Given task:
Say how many lines of the material below contain the word "CNRM", with no other words.

Given entries:
============================================================

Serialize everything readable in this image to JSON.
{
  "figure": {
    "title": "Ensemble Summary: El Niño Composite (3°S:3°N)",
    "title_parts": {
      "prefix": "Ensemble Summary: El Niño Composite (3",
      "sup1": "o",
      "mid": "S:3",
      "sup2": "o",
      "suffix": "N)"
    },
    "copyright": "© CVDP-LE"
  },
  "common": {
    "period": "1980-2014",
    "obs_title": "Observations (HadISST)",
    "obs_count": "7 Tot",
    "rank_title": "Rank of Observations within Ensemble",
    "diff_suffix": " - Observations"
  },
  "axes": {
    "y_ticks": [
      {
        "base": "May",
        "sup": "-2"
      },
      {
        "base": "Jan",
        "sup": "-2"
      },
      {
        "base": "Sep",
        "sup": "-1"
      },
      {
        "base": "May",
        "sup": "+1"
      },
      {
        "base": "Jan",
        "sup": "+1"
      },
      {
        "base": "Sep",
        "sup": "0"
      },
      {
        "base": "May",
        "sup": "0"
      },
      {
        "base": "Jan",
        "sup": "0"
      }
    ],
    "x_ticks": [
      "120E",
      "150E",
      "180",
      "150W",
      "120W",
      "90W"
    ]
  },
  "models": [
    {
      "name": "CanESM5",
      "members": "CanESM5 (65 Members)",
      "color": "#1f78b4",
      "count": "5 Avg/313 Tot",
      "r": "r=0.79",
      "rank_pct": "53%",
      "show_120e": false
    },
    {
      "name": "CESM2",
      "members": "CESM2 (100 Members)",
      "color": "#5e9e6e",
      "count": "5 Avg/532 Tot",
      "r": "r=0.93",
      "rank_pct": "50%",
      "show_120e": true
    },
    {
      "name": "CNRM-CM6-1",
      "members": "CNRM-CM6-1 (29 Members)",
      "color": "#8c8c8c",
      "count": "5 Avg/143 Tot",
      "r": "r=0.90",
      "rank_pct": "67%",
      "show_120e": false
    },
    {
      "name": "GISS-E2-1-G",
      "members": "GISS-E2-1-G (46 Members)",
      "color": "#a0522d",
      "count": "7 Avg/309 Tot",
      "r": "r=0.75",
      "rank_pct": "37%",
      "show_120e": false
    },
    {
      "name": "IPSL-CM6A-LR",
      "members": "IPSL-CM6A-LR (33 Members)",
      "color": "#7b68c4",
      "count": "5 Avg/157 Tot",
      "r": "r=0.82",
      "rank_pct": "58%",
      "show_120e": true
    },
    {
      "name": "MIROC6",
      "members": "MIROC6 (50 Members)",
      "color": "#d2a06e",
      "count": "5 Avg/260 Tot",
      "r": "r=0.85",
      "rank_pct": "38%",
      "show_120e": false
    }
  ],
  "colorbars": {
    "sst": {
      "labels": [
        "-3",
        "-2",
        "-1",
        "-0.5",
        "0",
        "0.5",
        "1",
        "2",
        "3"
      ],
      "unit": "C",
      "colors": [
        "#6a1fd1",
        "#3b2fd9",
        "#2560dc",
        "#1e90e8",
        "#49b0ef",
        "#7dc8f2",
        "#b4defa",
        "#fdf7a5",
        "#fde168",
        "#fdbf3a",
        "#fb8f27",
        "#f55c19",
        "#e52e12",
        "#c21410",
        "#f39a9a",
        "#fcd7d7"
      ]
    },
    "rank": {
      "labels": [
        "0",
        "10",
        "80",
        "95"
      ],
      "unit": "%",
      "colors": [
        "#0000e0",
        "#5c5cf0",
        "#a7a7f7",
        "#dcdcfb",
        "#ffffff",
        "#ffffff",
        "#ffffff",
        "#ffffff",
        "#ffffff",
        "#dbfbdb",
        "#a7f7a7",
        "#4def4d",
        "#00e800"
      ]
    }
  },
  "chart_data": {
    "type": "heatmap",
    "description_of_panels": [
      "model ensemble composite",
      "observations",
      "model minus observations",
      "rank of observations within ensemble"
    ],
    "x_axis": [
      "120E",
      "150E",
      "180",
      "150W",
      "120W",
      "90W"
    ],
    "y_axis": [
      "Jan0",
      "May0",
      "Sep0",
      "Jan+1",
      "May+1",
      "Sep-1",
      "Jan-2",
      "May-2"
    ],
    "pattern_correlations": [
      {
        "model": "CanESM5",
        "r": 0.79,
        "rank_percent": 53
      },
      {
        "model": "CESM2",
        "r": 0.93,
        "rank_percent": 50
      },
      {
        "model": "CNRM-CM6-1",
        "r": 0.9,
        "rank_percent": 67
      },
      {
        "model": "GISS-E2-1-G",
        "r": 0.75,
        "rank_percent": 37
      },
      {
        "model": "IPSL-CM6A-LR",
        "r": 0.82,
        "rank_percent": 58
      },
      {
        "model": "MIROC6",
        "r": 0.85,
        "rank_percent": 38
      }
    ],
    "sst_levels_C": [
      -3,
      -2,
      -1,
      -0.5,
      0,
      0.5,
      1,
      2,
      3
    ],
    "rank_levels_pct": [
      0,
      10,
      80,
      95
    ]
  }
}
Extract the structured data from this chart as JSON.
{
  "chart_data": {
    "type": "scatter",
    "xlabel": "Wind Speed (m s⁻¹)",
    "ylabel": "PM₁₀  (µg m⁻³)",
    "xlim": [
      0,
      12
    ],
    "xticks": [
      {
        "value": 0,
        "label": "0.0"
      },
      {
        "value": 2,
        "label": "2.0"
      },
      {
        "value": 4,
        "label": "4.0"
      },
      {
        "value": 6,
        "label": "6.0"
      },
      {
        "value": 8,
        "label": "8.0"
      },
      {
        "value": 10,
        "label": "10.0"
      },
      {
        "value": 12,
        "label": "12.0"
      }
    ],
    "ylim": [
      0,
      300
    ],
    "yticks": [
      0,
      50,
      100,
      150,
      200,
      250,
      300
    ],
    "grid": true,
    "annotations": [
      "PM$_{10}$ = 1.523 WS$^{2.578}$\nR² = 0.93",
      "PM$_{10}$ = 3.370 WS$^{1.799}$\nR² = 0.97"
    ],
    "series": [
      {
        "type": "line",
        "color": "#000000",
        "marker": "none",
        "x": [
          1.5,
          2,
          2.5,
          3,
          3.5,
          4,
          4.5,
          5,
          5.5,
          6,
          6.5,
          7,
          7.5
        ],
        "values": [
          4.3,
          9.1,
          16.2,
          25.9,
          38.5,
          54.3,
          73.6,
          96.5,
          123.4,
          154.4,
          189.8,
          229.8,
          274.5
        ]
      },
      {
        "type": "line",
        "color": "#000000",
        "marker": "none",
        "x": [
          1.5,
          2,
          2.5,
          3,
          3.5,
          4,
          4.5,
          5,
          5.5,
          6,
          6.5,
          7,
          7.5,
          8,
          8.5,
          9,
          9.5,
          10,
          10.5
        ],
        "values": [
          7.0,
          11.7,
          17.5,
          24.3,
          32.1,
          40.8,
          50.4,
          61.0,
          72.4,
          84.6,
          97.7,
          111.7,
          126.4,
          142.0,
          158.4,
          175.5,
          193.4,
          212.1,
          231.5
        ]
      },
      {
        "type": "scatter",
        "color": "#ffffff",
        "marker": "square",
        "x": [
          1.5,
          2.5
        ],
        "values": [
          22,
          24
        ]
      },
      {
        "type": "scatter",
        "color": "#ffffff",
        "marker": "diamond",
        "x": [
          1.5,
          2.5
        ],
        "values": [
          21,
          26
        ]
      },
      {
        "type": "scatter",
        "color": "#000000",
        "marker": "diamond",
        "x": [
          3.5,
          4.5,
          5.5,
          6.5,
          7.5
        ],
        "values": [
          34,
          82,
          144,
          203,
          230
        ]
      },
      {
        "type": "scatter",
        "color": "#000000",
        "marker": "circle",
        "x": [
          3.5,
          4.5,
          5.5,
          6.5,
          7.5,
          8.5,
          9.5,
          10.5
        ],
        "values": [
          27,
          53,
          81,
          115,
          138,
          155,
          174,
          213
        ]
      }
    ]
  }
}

============================================================

Solution:
3